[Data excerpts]
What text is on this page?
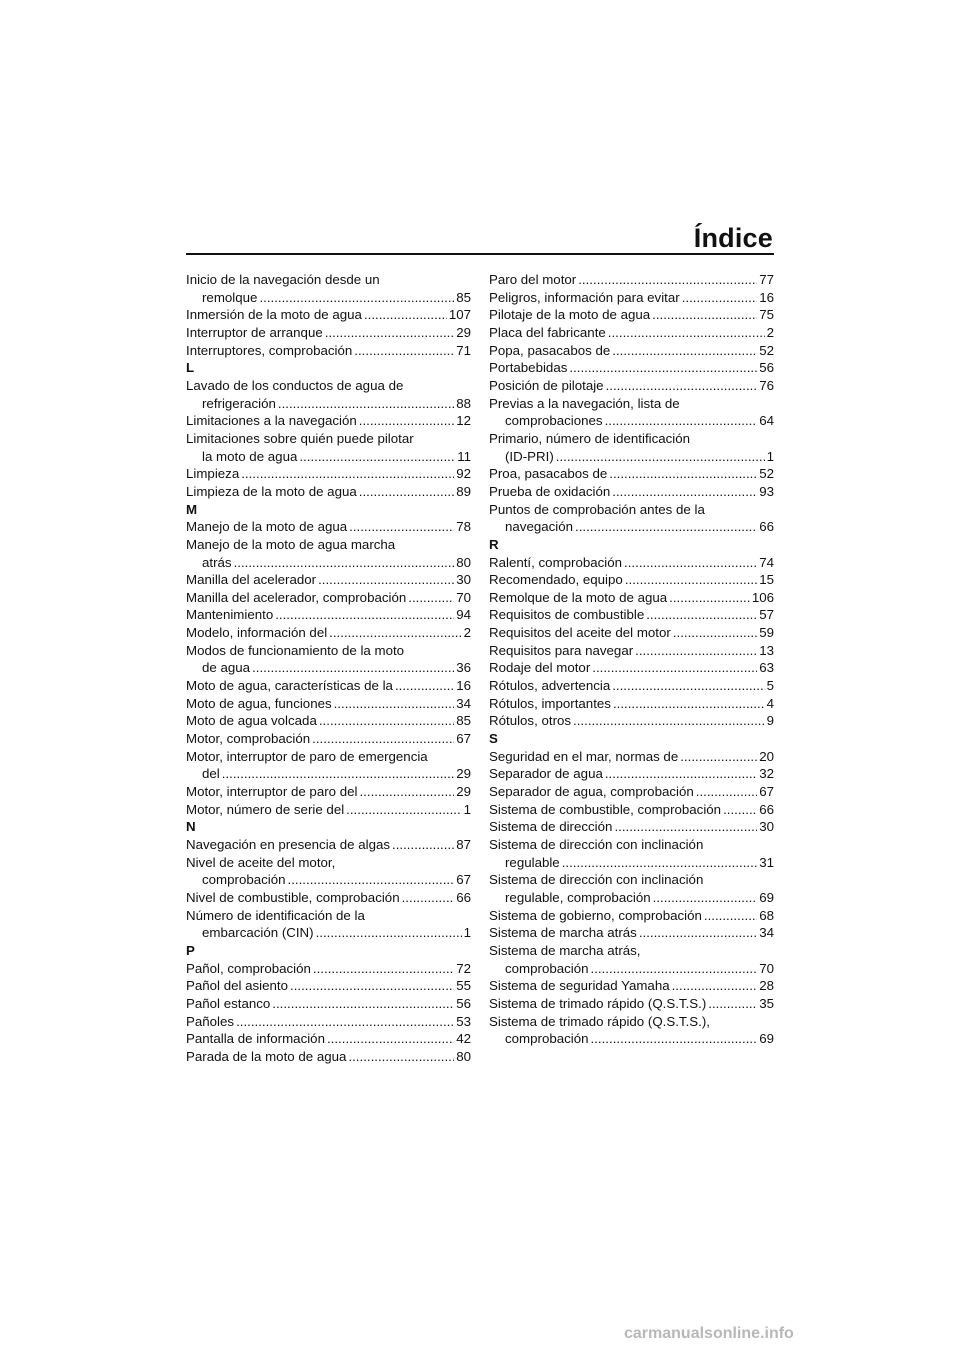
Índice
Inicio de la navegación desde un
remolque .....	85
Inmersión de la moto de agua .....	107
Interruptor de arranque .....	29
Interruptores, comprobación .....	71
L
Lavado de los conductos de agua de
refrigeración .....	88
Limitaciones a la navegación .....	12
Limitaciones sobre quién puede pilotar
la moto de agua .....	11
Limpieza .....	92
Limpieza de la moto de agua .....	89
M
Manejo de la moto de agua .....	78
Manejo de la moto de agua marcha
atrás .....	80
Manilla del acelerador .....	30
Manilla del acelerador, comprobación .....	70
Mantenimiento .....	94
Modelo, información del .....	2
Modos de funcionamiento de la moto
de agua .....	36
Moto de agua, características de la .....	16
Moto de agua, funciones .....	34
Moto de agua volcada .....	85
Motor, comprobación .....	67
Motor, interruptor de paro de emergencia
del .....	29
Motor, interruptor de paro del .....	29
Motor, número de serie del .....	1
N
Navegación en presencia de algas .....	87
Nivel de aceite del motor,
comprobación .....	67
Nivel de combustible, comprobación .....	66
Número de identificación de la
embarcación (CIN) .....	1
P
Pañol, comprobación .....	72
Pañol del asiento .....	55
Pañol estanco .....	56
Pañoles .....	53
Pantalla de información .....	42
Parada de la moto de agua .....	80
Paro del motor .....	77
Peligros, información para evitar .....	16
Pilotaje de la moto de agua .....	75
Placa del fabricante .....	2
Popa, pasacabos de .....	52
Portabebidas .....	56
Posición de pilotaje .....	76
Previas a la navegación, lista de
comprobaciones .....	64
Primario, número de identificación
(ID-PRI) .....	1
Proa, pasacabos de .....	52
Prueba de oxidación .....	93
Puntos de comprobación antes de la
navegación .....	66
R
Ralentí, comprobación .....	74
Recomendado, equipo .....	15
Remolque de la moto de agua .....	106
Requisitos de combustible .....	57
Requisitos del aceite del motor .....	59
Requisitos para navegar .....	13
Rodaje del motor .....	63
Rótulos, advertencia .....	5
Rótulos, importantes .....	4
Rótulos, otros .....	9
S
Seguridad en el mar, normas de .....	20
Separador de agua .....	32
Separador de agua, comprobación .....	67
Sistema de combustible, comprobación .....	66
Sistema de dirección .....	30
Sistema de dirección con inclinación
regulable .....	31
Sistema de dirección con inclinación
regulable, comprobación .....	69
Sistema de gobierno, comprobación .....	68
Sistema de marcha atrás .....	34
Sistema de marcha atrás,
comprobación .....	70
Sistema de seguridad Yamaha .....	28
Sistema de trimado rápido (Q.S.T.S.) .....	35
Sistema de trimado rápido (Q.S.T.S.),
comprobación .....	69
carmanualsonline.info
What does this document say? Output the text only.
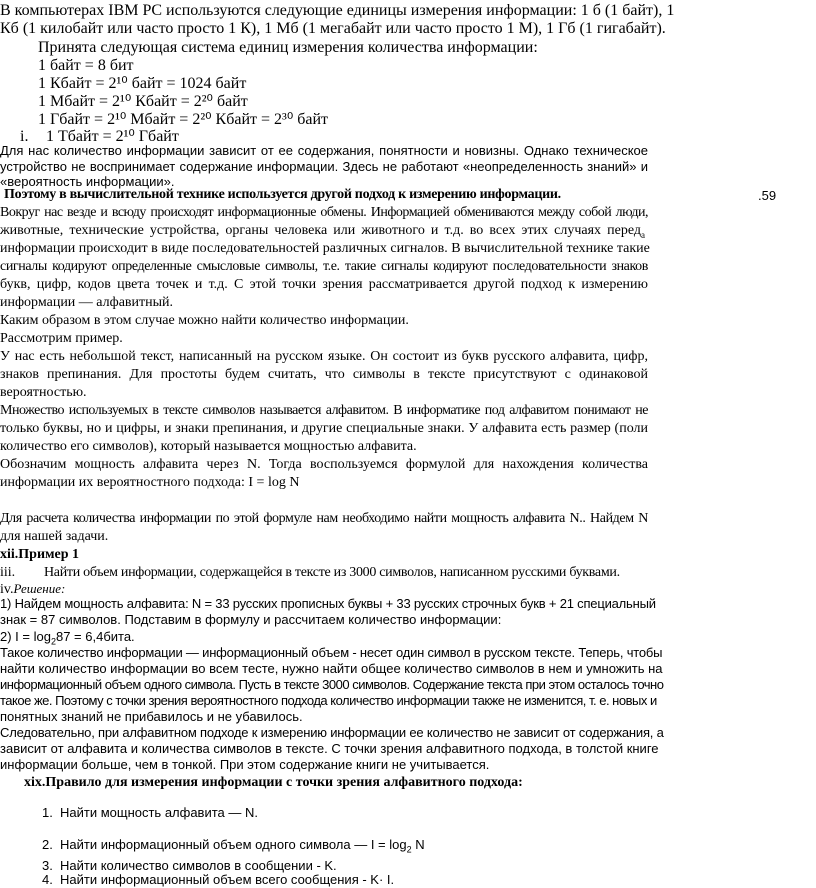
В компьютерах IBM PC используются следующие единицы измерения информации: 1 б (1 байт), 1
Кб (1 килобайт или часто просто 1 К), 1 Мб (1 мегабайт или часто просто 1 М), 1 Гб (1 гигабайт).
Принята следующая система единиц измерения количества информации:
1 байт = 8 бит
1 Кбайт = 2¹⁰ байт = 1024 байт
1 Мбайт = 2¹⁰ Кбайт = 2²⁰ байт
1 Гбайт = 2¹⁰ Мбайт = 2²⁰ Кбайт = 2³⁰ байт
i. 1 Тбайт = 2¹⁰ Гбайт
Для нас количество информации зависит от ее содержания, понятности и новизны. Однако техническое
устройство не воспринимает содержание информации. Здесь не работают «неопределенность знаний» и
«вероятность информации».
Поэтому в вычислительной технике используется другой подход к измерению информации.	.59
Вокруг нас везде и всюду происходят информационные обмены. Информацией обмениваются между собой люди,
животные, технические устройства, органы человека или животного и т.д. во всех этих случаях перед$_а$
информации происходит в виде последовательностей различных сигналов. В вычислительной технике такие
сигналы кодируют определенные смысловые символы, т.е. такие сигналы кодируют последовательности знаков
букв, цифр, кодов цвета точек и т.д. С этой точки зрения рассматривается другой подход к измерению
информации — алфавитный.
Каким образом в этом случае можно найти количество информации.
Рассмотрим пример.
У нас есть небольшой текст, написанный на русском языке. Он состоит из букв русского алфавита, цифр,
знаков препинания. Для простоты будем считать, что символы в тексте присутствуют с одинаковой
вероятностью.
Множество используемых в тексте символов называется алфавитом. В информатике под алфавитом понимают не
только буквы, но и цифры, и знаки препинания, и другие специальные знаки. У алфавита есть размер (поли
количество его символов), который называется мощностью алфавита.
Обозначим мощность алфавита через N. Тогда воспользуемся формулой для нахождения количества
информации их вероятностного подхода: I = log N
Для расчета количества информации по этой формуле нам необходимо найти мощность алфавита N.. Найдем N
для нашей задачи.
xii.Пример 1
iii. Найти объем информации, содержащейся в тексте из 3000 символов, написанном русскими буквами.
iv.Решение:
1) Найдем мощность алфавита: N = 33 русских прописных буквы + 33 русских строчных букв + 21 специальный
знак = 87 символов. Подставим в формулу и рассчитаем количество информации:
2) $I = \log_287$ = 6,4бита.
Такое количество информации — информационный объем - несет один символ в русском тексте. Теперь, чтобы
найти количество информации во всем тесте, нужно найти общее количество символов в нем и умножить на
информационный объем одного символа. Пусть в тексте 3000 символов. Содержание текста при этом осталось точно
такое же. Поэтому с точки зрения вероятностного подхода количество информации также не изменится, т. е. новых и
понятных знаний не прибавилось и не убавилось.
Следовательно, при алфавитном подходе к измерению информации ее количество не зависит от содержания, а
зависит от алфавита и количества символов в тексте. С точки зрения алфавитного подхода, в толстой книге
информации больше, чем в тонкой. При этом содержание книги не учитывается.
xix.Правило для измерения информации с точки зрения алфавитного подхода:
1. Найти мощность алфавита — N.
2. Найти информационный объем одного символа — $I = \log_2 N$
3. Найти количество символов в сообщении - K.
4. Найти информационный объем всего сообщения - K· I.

> **Written request**:
For each line of the listing that holds the word "Manejo", show that line.

> **The completed task**:
Manejo de la moto de agua .....	78
Manejo de la moto de agua marcha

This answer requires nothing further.